• _LISTED RECORDS_

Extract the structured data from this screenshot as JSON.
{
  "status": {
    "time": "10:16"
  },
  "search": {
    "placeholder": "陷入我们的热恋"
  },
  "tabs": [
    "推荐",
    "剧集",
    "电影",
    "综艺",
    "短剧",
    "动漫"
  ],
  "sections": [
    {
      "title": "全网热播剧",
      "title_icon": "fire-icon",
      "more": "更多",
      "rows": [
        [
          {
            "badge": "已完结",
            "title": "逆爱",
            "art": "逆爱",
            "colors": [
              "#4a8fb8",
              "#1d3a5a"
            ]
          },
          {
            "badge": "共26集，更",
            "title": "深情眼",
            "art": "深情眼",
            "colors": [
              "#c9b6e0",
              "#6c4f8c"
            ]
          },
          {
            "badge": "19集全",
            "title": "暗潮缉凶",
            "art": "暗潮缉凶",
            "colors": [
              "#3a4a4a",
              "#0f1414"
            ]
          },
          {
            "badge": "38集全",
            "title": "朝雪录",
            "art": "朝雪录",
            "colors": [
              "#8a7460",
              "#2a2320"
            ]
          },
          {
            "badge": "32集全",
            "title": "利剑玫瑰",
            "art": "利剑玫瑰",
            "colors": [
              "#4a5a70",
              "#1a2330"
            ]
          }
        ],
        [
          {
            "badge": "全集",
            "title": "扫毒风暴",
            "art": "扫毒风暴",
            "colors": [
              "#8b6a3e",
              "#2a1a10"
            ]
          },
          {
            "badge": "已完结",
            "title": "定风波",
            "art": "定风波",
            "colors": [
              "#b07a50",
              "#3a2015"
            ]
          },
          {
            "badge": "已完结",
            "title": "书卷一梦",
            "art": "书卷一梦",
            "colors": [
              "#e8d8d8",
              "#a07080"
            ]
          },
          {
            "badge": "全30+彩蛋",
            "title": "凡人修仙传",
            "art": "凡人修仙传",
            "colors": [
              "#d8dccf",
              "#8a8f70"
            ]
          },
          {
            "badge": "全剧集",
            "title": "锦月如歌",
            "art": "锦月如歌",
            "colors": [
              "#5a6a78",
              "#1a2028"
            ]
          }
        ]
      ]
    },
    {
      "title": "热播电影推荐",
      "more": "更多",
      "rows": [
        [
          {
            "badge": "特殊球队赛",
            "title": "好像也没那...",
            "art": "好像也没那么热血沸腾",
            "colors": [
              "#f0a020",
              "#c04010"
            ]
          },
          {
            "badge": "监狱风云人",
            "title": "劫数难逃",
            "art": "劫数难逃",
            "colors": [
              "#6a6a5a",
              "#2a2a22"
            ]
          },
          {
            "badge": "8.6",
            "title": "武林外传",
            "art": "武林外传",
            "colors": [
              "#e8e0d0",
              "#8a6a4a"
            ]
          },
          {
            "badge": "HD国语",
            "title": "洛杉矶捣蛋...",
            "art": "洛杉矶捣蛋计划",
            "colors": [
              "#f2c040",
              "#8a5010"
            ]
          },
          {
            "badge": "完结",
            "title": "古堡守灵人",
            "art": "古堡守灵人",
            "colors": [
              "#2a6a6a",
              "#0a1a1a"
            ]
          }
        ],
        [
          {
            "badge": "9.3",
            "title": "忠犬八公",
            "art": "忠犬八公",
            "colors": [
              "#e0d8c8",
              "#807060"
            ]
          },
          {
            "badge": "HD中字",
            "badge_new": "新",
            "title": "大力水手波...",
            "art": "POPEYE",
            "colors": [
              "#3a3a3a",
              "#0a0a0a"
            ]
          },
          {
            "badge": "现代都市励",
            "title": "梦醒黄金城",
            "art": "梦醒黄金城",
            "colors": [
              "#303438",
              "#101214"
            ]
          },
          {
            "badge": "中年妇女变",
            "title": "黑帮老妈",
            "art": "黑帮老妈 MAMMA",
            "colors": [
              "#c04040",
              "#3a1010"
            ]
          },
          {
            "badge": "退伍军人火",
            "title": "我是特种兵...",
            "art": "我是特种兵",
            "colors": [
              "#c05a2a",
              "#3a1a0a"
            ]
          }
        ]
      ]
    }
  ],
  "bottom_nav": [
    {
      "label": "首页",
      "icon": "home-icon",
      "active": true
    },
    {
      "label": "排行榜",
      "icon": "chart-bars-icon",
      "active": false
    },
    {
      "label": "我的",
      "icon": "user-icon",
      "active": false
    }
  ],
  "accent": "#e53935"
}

• _AIM_
Exactly as written, please output every entry.

• _COMPLETED EXERCISE_
Extract the structured data from this screenshot as JSON.
{
  "status": {
    "time": "10:16"
  },
  "search": {
    "placeholder": "陷入我们的热恋"
  },
  "tabs": [
    "推荐",
    "剧集",
    "电影",
    "综艺",
    "短剧",
    "动漫"
  ],
  "sections": [
    {
      "title": "全网热播剧",
      "title_icon": "fire-icon",
      "more": "更多",
      "rows": [
        [
          {
            "badge": "已完结",
            "title": "逆爱",
            "art": "逆爱",
            "colors": [
              "#4a8fb8",
              "#1d3a5a"
            ]
          },
          {
            "badge": "共26集，更",
            "title": "深情眼",
            "art": "深情眼",
            "colors": [
              "#c9b6e0",
              "#6c4f8c"
            ]
          },
          {
            "badge": "19集全",
            "title": "暗潮缉凶",
            "art": "暗潮缉凶",
            "colors": [
              "#3a4a4a",
              "#0f1414"
            ]
          },
          {
            "badge": "38集全",
            "title": "朝雪录",
            "art": "朝雪录",
            "colors": [
              "#8a7460",
              "#2a2320"
            ]
          },
          {
            "badge": "32集全",
            "title": "利剑玫瑰",
            "art": "利剑玫瑰",
            "colors": [
              "#4a5a70",
              "#1a2330"
            ]
          }
        ],
        [
          {
            "badge": "全集",
            "title": "扫毒风暴",
            "art": "扫毒风暴",
            "colors": [
              "#8b6a3e",
              "#2a1a10"
            ]
          },
          {
            "badge": "已完结",
            "title": "定风波",
            "art": "定风波",
            "colors": [
              "#b07a50",
              "#3a2015"
            ]
          },
          {
            "badge": "已完结",
            "title": "书卷一梦",
            "art": "书卷一梦",
            "colors": [
              "#e8d8d8",
              "#a07080"
            ]
          },
          {
            "badge": "全30+彩蛋",
            "title": "凡人修仙传",
            "art": "凡人修仙传",
            "colors": [
              "#d8dccf",
              "#8a8f70"
            ]
          },
          {
            "badge": "全剧集",
            "title": "锦月如歌",
            "art": "锦月如歌",
            "colors": [
              "#5a6a78",
              "#1a2028"
            ]
          }
        ]
      ]
    },
    {
      "title": "热播电影推荐",
      "more": "更多",
      "rows": [
        [
          {
            "badge": "特殊球队赛",
            "title": "好像也没那...",
            "art": "好像也没那么热血沸腾",
            "colors": [
              "#f0a020",
              "#c04010"
            ]
          },
          {
            "badge": "监狱风云人",
            "title": "劫数难逃",
            "art": "劫数难逃",
            "colors": [
              "#6a6a5a",
              "#2a2a22"
            ]
          },
          {
            "badge": "8.6",
            "title": "武林外传",
            "art": "武林外传",
            "colors": [
              "#e8e0d0",
              "#8a6a4a"
            ]
          },
          {
            "badge": "HD国语",
            "title": "洛杉矶捣蛋...",
            "art": "洛杉矶捣蛋计划",
            "colors": [
              "#f2c040",
              "#8a5010"
            ]
          },
          {
            "badge": "完结",
            "title": "古堡守灵人",
            "art": "古堡守灵人",
            "colors": [
              "#2a6a6a",
              "#0a1a1a"
            ]
          }
        ],
        [
          {
            "badge": "9.3",
            "title": "忠犬八公",
            "art": "忠犬八公",
            "colors": [
              "#e0d8c8",
              "#807060"
            ]
          },
          {
            "badge": "HD中字",
            "badge_new": "新",
            "title": "大力水手波...",
            "art": "POPEYE",
            "colors": [
              "#3a3a3a",
              "#0a0a0a"
            ]
          },
          {
            "badge": "现代都市励",
            "title": "梦醒黄金城",
            "art": "梦醒黄金城",
            "colors": [
              "#303438",
              "#101214"
            ]
          },
          {
            "badge": "中年妇女变",
            "title": "黑帮老妈",
            "art": "黑帮老妈 MAMMA",
            "colors": [
              "#c04040",
              "#3a1010"
            ]
          },
          {
            "badge": "退伍军人火",
            "title": "我是特种兵...",
            "art": "我是特种兵",
            "colors": [
              "#c05a2a",
              "#3a1a0a"
            ]
          }
        ]
      ]
    }
  ],
  "bottom_nav": [
    {
      "label": "首页",
      "icon": "home-icon",
      "active": true
    },
    {
      "label": "排行榜",
      "icon": "chart-bars-icon",
      "active": false
    },
    {
      "label": "我的",
      "icon": "user-icon",
      "active": false
    }
  ],
  "accent": "#e53935"
}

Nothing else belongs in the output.